[Excerpts from a figure dataset]
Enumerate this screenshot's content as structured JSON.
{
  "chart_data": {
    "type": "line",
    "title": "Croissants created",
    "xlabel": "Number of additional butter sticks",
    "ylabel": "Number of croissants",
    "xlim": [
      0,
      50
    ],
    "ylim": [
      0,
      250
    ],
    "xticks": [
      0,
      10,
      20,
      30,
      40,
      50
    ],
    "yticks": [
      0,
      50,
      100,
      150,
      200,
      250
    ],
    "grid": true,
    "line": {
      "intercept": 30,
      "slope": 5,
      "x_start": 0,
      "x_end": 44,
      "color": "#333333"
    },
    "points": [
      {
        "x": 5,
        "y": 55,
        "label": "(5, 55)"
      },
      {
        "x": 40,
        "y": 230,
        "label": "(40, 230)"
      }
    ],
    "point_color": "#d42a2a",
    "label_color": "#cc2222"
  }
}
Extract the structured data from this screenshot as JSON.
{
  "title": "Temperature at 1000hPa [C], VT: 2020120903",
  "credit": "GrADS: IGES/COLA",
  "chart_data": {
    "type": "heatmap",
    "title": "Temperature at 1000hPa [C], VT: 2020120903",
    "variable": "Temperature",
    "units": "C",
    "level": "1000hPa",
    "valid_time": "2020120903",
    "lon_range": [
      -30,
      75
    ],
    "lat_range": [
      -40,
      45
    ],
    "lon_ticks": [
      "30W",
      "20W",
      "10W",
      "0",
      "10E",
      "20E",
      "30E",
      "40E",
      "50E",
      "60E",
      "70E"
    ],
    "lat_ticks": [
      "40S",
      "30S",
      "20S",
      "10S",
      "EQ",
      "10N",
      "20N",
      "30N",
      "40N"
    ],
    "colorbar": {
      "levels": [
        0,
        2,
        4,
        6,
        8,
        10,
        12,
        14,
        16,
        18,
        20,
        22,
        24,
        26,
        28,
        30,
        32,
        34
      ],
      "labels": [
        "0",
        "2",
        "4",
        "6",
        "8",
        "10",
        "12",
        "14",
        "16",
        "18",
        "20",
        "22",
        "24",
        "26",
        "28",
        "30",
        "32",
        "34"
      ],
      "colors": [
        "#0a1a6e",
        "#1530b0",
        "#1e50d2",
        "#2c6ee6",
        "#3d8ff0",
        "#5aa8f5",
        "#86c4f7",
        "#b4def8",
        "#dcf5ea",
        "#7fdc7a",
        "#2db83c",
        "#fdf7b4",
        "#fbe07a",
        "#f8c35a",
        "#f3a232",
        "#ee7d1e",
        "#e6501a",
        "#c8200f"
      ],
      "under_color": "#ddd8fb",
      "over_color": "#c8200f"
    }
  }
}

- [Required task]: Where a line above contains the string "JSON", copy that line.

- [Full output]:
Enumerate this screenshot's content as structured JSON.
Extract the structured data from this screenshot as JSON.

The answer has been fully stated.